Your task => Update the listing starting at the line that contains "identify 18 of" and ending at the line that contains "66, 539, 96]" by changing "Request" to "Order" and keeping everything else the same. Give back only those lines.

(Element region listings)
━━━━

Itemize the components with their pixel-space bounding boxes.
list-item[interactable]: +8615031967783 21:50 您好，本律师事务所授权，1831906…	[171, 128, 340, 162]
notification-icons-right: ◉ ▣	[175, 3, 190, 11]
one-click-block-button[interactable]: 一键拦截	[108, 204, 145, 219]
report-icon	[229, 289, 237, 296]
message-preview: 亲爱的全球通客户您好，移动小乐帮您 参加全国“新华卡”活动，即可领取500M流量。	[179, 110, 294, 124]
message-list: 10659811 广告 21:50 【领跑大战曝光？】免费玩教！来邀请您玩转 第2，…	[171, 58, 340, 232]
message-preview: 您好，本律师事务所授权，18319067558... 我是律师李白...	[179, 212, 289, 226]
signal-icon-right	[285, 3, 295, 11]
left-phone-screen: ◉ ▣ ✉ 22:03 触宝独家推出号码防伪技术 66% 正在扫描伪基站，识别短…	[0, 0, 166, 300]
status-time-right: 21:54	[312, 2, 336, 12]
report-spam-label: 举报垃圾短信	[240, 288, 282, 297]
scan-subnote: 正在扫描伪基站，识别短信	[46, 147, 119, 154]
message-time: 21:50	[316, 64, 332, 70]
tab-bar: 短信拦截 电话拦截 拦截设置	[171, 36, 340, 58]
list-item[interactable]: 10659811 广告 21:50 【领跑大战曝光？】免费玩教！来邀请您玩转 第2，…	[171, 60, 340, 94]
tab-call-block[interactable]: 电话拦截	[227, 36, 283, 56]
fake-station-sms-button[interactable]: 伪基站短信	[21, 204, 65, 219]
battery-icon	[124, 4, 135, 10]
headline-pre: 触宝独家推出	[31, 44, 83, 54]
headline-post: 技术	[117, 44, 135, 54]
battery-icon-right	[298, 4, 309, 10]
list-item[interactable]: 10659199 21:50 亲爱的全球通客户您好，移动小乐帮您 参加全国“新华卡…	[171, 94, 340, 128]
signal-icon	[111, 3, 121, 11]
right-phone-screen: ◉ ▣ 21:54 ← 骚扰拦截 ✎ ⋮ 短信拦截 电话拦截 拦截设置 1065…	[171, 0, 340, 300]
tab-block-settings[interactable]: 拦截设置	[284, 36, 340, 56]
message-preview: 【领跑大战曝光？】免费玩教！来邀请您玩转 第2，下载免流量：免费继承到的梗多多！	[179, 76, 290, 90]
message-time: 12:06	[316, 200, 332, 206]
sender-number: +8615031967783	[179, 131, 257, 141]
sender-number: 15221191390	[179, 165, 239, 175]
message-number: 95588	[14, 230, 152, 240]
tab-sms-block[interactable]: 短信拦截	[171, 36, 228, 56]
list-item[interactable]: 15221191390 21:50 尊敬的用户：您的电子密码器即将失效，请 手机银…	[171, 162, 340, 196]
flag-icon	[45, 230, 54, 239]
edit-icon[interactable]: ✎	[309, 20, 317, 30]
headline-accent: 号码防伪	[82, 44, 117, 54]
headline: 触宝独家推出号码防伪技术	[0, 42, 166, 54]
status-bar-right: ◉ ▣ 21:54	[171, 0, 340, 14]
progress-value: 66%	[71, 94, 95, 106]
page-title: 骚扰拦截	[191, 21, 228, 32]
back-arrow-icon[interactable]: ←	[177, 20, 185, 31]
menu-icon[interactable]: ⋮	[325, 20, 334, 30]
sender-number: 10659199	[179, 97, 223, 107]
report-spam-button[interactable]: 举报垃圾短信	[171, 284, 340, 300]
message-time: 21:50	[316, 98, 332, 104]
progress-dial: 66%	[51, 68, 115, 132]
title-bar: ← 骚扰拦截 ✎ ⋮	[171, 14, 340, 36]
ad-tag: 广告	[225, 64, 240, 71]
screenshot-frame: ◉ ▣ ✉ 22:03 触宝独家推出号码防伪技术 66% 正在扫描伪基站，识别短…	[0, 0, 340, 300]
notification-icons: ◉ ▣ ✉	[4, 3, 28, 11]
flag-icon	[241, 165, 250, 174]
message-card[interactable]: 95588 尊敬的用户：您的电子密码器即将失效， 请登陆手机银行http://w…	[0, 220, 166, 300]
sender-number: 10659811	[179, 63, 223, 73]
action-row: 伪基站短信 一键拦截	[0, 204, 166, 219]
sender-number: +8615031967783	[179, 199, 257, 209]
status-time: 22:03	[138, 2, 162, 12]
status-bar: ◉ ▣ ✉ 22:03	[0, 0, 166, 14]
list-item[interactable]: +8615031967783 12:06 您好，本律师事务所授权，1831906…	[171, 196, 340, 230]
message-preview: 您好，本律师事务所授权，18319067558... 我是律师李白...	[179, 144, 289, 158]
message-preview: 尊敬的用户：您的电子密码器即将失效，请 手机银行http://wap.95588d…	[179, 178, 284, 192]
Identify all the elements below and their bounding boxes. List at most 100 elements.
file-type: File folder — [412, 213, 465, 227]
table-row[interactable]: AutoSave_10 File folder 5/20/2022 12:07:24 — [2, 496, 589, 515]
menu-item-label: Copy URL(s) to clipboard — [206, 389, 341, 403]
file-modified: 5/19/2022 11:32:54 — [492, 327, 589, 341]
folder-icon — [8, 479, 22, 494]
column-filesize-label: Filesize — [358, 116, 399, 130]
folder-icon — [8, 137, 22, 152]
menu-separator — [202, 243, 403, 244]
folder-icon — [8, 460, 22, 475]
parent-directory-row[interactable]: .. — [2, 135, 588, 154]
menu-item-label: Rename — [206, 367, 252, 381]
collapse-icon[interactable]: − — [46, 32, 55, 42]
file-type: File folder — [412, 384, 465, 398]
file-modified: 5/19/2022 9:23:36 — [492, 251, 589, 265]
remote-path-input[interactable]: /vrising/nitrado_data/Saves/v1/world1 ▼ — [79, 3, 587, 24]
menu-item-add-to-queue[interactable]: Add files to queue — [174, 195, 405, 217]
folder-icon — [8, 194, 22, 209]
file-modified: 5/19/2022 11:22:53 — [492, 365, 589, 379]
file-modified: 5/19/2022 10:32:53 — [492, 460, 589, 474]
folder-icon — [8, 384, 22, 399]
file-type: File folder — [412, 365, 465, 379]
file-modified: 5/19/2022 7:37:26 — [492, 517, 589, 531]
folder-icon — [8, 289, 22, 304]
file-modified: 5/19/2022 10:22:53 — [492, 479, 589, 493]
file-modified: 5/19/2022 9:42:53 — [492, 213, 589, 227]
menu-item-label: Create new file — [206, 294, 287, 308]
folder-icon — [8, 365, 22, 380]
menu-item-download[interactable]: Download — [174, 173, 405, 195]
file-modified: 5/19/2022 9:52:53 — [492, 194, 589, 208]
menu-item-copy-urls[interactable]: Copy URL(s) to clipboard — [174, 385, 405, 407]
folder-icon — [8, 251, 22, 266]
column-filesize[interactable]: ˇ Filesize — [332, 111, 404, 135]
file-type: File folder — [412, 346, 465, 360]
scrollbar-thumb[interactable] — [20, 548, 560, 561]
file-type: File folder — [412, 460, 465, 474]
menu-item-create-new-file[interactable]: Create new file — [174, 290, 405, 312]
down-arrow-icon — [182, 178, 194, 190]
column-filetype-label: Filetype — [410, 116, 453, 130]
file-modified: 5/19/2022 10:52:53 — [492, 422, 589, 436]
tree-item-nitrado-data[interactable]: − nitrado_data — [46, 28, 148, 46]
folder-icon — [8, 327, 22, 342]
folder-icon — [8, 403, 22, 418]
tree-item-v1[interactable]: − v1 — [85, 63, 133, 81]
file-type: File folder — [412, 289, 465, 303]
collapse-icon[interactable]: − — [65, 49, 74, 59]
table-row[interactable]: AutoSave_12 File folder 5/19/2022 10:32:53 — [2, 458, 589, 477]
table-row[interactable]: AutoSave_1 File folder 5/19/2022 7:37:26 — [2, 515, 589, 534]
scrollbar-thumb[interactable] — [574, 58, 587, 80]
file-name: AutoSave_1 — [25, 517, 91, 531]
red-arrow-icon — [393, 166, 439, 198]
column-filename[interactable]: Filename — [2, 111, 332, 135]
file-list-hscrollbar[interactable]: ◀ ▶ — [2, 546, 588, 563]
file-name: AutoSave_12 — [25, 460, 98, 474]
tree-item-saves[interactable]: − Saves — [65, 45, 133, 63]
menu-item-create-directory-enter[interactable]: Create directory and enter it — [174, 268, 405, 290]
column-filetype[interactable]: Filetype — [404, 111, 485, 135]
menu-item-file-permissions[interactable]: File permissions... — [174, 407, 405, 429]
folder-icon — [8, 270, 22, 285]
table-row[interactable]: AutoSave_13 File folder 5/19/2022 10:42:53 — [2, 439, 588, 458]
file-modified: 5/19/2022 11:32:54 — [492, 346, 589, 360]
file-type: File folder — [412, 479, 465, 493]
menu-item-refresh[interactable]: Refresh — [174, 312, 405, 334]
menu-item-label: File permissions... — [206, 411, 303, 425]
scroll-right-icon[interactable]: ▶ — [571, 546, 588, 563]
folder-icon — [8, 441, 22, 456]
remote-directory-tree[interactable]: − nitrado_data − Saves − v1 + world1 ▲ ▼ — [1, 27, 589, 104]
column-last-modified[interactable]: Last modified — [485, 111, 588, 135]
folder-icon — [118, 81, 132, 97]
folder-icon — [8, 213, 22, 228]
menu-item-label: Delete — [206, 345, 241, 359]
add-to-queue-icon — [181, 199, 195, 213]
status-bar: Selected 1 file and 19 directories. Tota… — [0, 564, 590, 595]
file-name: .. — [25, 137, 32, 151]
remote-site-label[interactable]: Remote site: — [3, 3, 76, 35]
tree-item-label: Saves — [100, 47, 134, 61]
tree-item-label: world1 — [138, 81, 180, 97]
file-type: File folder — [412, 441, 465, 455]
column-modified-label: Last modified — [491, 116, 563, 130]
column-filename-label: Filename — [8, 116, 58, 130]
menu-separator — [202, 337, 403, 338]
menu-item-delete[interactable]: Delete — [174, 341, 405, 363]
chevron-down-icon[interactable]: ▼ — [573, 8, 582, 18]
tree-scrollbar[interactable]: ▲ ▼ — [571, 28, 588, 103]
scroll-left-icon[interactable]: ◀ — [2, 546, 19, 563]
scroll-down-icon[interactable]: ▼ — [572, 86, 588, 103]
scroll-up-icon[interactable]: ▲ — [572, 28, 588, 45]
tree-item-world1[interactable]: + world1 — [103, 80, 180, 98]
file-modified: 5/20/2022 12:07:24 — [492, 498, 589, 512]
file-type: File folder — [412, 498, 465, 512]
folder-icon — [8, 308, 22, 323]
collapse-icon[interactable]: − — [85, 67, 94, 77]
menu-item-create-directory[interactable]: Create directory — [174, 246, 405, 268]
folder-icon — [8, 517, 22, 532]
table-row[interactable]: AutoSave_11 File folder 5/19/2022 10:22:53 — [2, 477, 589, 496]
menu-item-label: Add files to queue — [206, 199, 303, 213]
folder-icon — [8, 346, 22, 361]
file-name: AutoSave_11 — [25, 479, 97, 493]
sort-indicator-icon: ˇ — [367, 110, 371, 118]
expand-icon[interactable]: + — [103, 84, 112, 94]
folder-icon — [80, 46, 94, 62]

━━━━

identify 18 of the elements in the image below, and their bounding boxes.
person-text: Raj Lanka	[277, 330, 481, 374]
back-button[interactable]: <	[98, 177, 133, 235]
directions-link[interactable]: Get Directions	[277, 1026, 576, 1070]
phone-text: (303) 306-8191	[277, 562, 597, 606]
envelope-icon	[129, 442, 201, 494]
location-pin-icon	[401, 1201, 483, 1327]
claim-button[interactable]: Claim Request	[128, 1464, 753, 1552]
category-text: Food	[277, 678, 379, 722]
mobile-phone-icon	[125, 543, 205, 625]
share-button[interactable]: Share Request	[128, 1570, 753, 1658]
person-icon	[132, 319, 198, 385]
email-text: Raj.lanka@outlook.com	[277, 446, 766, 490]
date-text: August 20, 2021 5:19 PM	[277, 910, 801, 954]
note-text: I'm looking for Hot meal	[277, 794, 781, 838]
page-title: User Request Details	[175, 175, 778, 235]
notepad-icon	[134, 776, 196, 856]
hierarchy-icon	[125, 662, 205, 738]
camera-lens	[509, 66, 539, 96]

━━━━

Solution to the problem =>
identify 18 of the elements in the image below, and their bounding boxes.
person-text: Raj Lanka	[277, 330, 481, 374]
back-button[interactable]: <	[98, 177, 133, 235]
directions-link[interactable]: Get Directions	[277, 1026, 576, 1070]
phone-text: (303) 306-8191	[277, 562, 597, 606]
envelope-icon	[129, 442, 201, 494]
location-pin-icon	[401, 1201, 483, 1327]
claim-button[interactable]: Claim Order	[128, 1464, 753, 1552]
category-text: Food	[277, 678, 379, 722]
mobile-phone-icon	[125, 543, 205, 625]
share-button[interactable]: Share Order	[128, 1570, 753, 1658]
person-icon	[132, 319, 198, 385]
email-text: Raj.lanka@outlook.com	[277, 446, 766, 490]
date-text: August 20, 2021 5:19 PM	[277, 910, 801, 954]
note-text: I'm looking for Hot meal	[277, 794, 781, 838]
page-title: User Order Details	[175, 175, 778, 235]
notepad-icon	[134, 776, 196, 856]
hierarchy-icon	[125, 662, 205, 738]
camera-lens	[509, 66, 539, 96]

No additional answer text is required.